— Begin Information shown —

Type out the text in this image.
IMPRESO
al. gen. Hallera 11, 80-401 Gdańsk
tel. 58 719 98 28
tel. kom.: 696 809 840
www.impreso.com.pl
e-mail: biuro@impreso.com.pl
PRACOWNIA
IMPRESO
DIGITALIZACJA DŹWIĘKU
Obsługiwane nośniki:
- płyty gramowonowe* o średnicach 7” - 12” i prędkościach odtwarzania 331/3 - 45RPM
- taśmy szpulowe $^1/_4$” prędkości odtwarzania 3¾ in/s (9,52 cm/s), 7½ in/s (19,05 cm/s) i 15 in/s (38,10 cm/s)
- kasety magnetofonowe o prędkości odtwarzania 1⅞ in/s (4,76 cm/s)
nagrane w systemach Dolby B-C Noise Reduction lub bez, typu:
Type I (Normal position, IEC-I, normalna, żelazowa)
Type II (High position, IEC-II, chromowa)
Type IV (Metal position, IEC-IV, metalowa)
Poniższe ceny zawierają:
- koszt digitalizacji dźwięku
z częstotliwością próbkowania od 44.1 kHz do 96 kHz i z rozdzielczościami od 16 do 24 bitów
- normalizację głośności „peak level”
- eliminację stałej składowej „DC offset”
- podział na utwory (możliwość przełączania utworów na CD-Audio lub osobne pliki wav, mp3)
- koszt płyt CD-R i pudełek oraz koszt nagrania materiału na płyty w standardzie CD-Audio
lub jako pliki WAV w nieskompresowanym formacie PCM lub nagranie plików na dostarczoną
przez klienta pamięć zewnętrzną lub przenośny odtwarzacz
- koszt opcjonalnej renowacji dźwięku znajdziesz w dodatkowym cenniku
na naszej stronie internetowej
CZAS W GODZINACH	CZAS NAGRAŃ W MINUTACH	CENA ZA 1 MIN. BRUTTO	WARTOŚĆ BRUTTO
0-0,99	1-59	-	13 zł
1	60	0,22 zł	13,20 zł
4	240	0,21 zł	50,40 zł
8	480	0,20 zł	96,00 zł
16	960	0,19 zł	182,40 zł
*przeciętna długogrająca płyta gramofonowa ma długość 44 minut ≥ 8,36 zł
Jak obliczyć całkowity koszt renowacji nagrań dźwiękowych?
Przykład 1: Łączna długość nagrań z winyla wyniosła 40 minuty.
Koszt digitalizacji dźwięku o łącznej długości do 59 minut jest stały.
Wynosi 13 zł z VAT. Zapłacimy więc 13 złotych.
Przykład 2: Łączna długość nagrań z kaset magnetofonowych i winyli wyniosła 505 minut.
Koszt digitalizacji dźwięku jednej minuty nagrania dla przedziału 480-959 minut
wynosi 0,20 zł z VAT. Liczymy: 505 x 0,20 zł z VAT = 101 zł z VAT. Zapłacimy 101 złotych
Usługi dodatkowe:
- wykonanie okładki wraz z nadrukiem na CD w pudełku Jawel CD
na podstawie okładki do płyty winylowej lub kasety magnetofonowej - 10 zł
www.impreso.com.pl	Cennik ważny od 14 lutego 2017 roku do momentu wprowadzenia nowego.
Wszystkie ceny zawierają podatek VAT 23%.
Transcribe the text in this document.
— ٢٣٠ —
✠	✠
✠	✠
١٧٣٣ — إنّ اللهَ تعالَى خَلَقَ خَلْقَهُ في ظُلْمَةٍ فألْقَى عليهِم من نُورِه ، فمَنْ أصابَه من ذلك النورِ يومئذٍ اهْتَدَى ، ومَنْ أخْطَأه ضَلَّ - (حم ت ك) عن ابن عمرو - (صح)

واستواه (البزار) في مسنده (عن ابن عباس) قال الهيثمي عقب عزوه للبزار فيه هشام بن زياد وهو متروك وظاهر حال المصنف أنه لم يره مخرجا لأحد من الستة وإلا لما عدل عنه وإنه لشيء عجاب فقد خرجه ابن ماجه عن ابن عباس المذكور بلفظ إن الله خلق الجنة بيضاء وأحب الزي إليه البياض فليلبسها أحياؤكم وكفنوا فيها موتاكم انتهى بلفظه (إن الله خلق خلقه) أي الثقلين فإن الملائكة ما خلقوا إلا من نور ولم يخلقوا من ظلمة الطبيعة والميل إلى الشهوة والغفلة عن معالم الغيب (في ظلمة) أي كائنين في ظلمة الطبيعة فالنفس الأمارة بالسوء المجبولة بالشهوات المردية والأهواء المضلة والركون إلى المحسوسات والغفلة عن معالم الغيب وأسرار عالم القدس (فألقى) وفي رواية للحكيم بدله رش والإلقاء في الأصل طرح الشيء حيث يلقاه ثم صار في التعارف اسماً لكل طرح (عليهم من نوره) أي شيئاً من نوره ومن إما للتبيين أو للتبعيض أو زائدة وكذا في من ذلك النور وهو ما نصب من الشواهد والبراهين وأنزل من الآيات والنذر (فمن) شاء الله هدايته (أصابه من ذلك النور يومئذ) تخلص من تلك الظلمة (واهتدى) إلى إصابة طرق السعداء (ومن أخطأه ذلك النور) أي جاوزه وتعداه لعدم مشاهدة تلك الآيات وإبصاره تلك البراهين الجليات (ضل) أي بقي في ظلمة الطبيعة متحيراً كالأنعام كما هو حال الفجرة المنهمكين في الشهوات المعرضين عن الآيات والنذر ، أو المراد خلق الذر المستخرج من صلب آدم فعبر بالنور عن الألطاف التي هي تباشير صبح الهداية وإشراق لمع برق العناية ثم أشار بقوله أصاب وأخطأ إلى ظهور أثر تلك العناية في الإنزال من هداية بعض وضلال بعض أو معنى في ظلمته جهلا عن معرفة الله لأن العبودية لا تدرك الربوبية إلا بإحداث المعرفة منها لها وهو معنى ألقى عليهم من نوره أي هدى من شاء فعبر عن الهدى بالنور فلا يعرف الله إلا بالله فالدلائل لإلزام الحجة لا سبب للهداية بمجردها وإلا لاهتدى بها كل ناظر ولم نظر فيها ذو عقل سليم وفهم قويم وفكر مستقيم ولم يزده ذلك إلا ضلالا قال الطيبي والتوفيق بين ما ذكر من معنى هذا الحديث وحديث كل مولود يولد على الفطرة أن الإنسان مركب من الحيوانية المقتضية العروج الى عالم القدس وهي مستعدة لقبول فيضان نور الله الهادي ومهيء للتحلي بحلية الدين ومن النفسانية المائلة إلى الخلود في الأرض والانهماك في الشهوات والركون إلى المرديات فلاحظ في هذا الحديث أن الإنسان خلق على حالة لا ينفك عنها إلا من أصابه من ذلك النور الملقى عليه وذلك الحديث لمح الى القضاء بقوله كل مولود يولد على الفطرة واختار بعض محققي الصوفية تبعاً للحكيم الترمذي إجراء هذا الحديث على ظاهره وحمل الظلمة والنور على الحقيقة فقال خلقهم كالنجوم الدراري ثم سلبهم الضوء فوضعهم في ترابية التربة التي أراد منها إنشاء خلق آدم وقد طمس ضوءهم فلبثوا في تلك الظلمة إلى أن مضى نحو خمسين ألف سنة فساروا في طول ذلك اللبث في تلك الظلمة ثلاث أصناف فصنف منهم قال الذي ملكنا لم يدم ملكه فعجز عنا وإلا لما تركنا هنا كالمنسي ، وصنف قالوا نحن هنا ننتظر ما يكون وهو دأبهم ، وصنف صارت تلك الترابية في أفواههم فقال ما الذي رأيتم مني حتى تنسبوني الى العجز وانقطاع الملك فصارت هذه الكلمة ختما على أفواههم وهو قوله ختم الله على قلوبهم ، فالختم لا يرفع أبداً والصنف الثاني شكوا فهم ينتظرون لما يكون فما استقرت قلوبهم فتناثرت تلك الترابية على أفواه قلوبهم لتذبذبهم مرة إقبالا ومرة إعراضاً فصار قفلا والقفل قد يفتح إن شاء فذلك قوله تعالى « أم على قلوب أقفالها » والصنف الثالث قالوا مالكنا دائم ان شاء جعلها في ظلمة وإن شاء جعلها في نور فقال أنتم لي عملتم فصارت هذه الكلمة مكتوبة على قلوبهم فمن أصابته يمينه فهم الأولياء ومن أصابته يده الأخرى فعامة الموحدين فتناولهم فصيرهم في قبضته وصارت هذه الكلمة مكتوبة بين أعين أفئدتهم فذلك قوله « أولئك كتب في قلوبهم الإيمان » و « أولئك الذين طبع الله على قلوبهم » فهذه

— End Information shown —

> Directions
Write out every line of the listing that holds the word "odtwarzania".

> Problem solution
- płyty gramowonowe* o średnicach 7” - 12” i prędkościach odtwarzania 331/3 - 45RPM
- taśmy szpulowe $^1/_4$” prędkości odtwarzania 3¾ in/s (9,52 cm/s), 7½ in/s (19,05 cm/s) i 15 in/s (38,10 cm/s)
- kasety magnetofonowe o prędkości odtwarzania 1⅞ in/s (4,76 cm/s)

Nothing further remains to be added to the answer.